TASK TO CARRY OUT> Transcribe the listing in full, excluding any pictures.

PROVIDED ENTRIES>
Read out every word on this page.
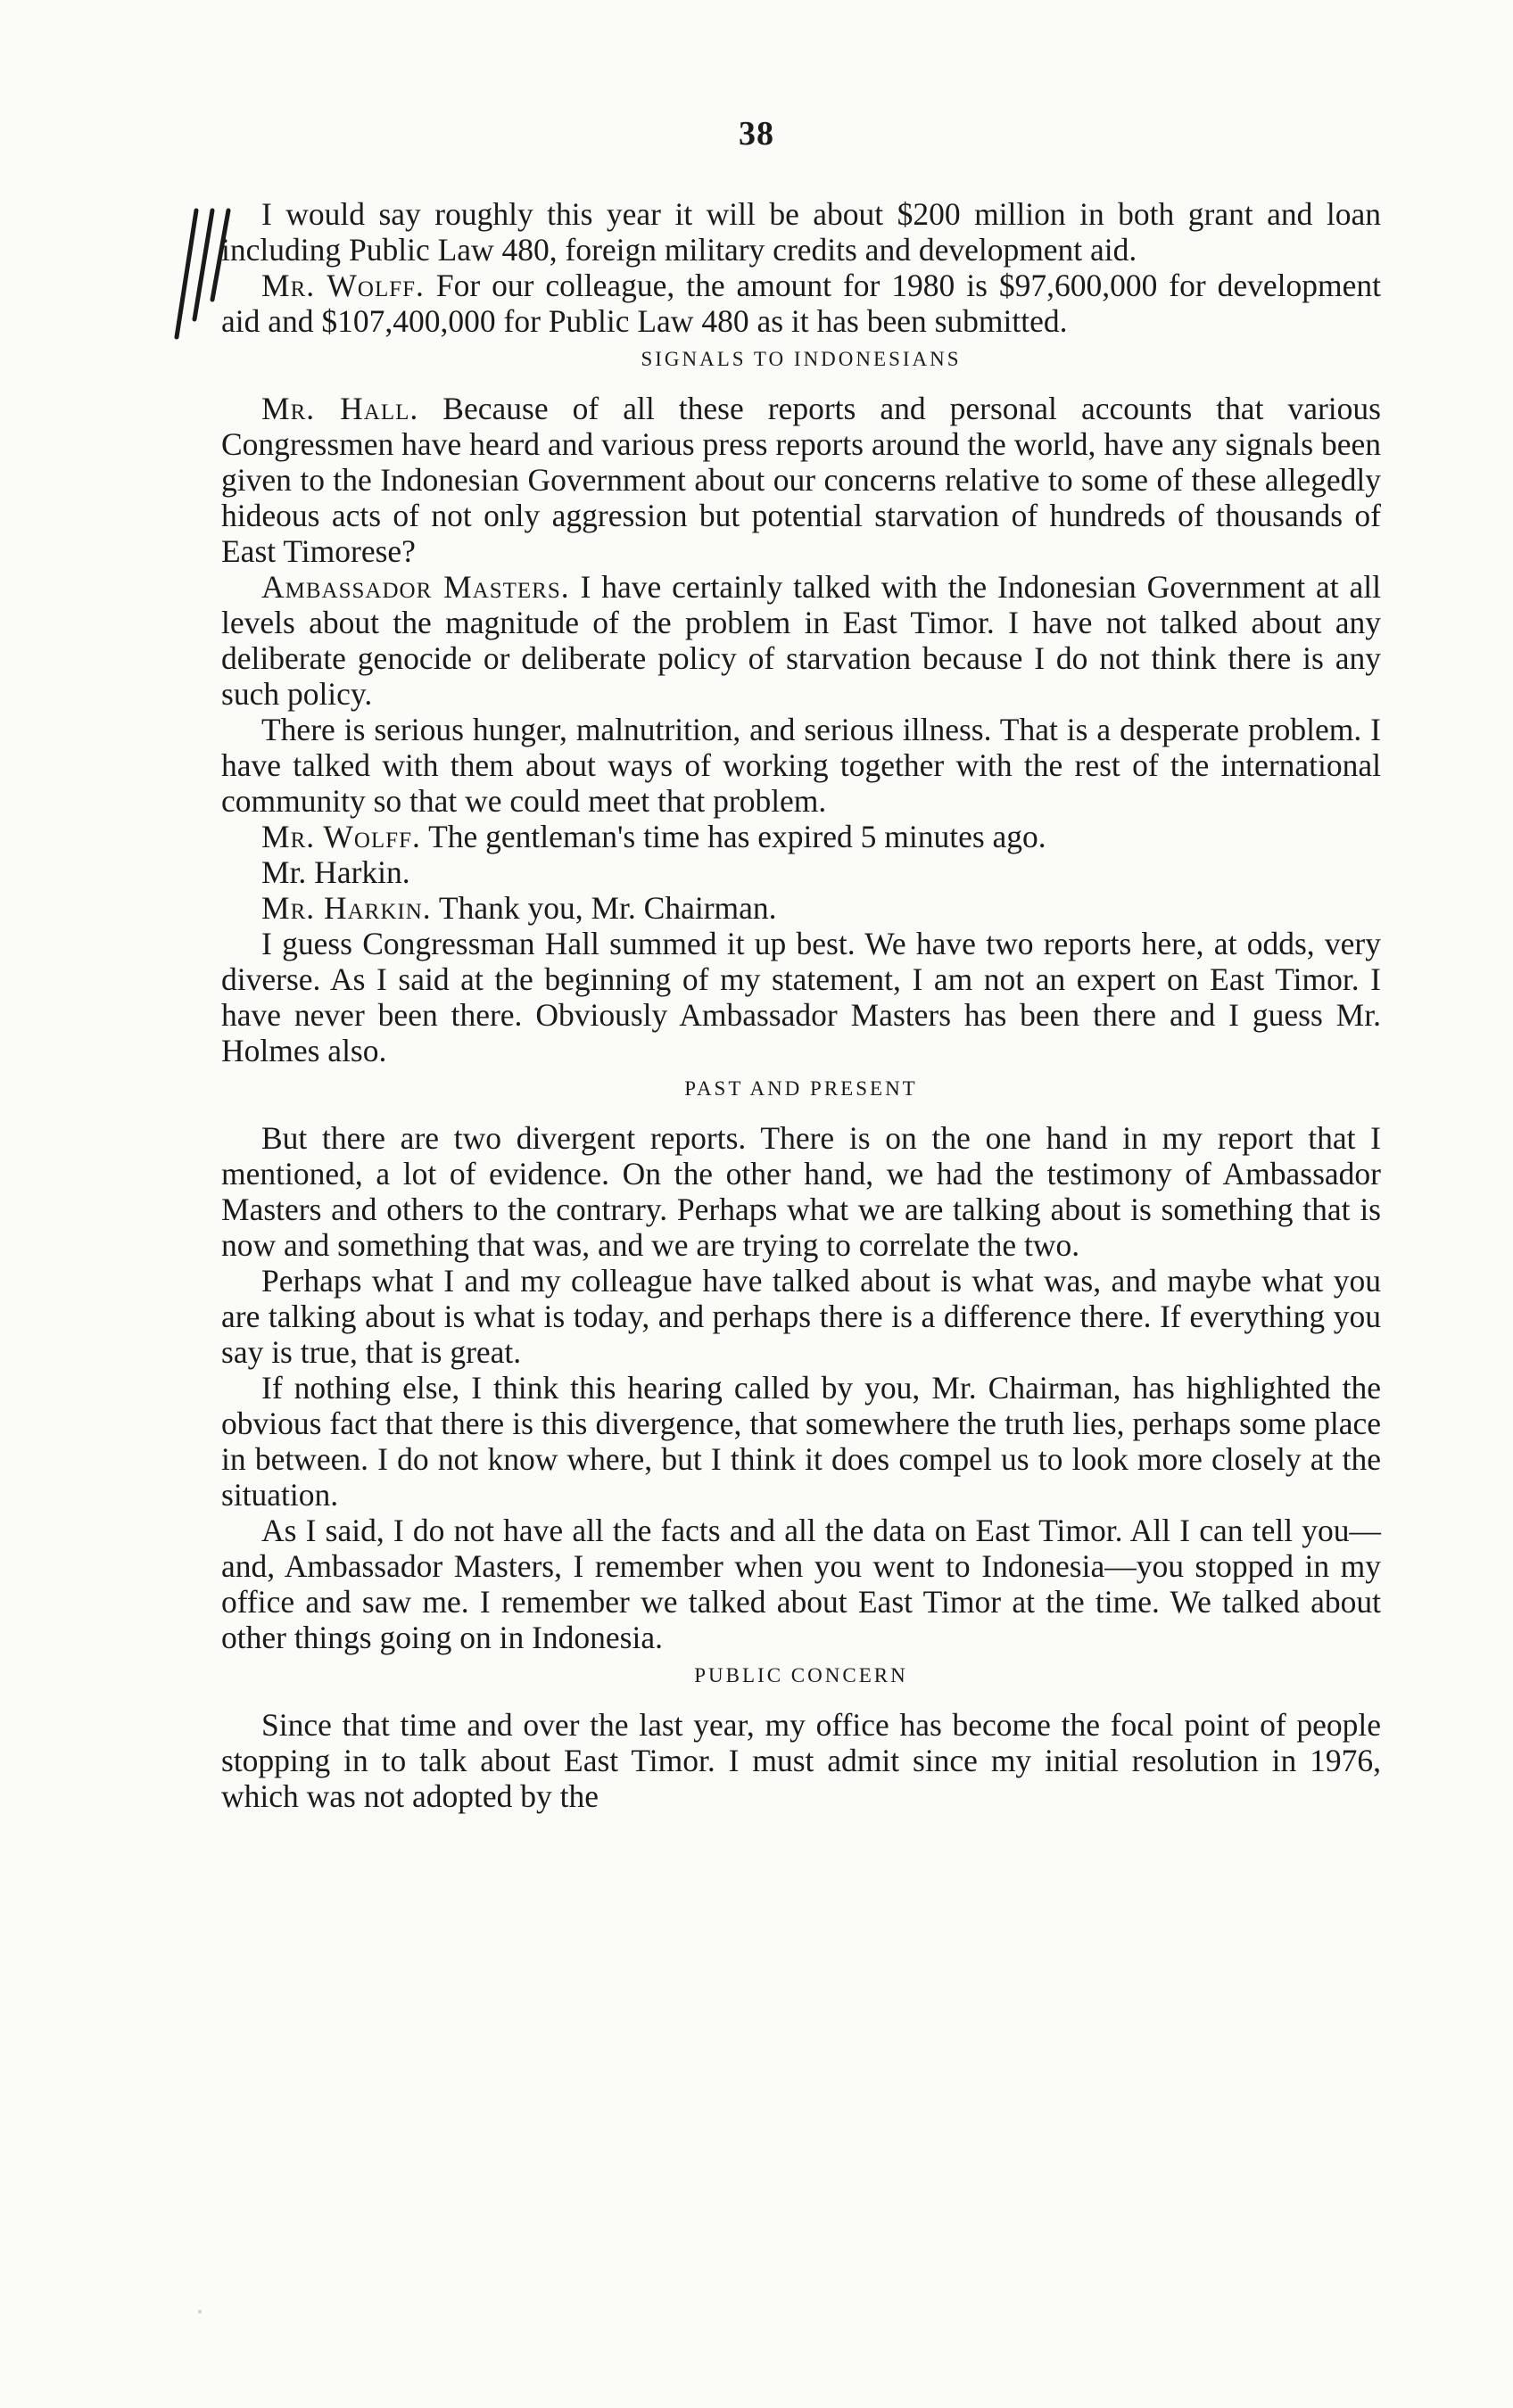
38

I would say roughly this year it will be about $200 million in both grant and loan including Public Law 480, foreign military credits and development aid.

Mr. Wolff. For our colleague, the amount for 1980 is $97,600,000 for development aid and $107,400,000 for Public Law 480 as it has been submitted.

SIGNALS TO INDONESIANS

Mr. Hall. Because of all these reports and personal accounts that various Congressmen have heard and various press reports around the world, have any signals been given to the Indonesian Government about our concerns relative to some of these allegedly hideous acts of not only aggression but potential starvation of hundreds of thousands of East Timorese?

Ambassador Masters. I have certainly talked with the Indonesian Government at all levels about the magnitude of the problem in East Timor. I have not talked about any deliberate genocide or deliberate policy of starvation because I do not think there is any such policy.

There is serious hunger, malnutrition, and serious illness. That is a desperate problem. I have talked with them about ways of working together with the rest of the international community so that we could meet that problem.

Mr. Wolff. The gentleman's time has expired 5 minutes ago.

Mr. Harkin.

Mr. Harkin. Thank you, Mr. Chairman.

I guess Congressman Hall summed it up best. We have two reports here, at odds, very diverse. As I said at the beginning of my statement, I am not an expert on East Timor. I have never been there. Obviously Ambassador Masters has been there and I guess Mr. Holmes also.

PAST AND PRESENT

But there are two divergent reports. There is on the one hand in my report that I mentioned, a lot of evidence. On the other hand, we had the testimony of Ambassador Masters and others to the contrary. Perhaps what we are talking about is something that is now and something that was, and we are trying to correlate the two.

Perhaps what I and my colleague have talked about is what was, and maybe what you are talking about is what is today, and perhaps there is a difference there. If everything you say is true, that is great.

If nothing else, I think this hearing called by you, Mr. Chairman, has highlighted the obvious fact that there is this divergence, that somewhere the truth lies, perhaps some place in between. I do not know where, but I think it does compel us to look more closely at the situation.

As I said, I do not have all the facts and all the data on East Timor. All I can tell you—and, Ambassador Masters, I remember when you went to Indonesia—you stopped in my office and saw me. I remember we talked about East Timor at the time. We talked about other things going on in Indonesia.

PUBLIC CONCERN

Since that time and over the last year, my office has become the focal point of people stopping in to talk about East Timor. I must admit since my initial resolution in 1976, which was not adopted by the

RESPONSE>
Read out every word on this page.
38

I would say roughly this year it will be about $200 million in both grant and loan including Public Law 480, foreign military credits and development aid.

Mr. Wolff. For our colleague, the amount for 1980 is $97,600,000 for development aid and $107,400,000 for Public Law 480 as it has been submitted.

SIGNALS TO INDONESIANS

Mr. Hall. Because of all these reports and personal accounts that various Congressmen have heard and various press reports around the world, have any signals been given to the Indonesian Government about our concerns relative to some of these allegedly hideous acts of not only aggression but potential starvation of hundreds of thousands of East Timorese?

Ambassador Masters. I have certainly talked with the Indonesian Government at all levels about the magnitude of the problem in East Timor. I have not talked about any deliberate genocide or deliberate policy of starvation because I do not think there is any such policy.

There is serious hunger, malnutrition, and serious illness. That is a desperate problem. I have talked with them about ways of working together with the rest of the international community so that we could meet that problem.

Mr. Wolff. The gentleman's time has expired 5 minutes ago.

Mr. Harkin.

Mr. Harkin. Thank you, Mr. Chairman.

I guess Congressman Hall summed it up best. We have two reports here, at odds, very diverse. As I said at the beginning of my statement, I am not an expert on East Timor. I have never been there. Obviously Ambassador Masters has been there and I guess Mr. Holmes also.

PAST AND PRESENT

But there are two divergent reports. There is on the one hand in my report that I mentioned, a lot of evidence. On the other hand, we had the testimony of Ambassador Masters and others to the contrary. Perhaps what we are talking about is something that is now and something that was, and we are trying to correlate the two.

Perhaps what I and my colleague have talked about is what was, and maybe what you are talking about is what is today, and perhaps there is a difference there. If everything you say is true, that is great.

If nothing else, I think this hearing called by you, Mr. Chairman, has highlighted the obvious fact that there is this divergence, that somewhere the truth lies, perhaps some place in between. I do not know where, but I think it does compel us to look more closely at the situation.

As I said, I do not have all the facts and all the data on East Timor. All I can tell you—and, Ambassador Masters, I remember when you went to Indonesia—you stopped in my office and saw me. I remember we talked about East Timor at the time. We talked about other things going on in Indonesia.

PUBLIC CONCERN

Since that time and over the last year, my office has become the focal point of people stopping in to talk about East Timor. I must admit since my initial resolution in 1976, which was not adopted by the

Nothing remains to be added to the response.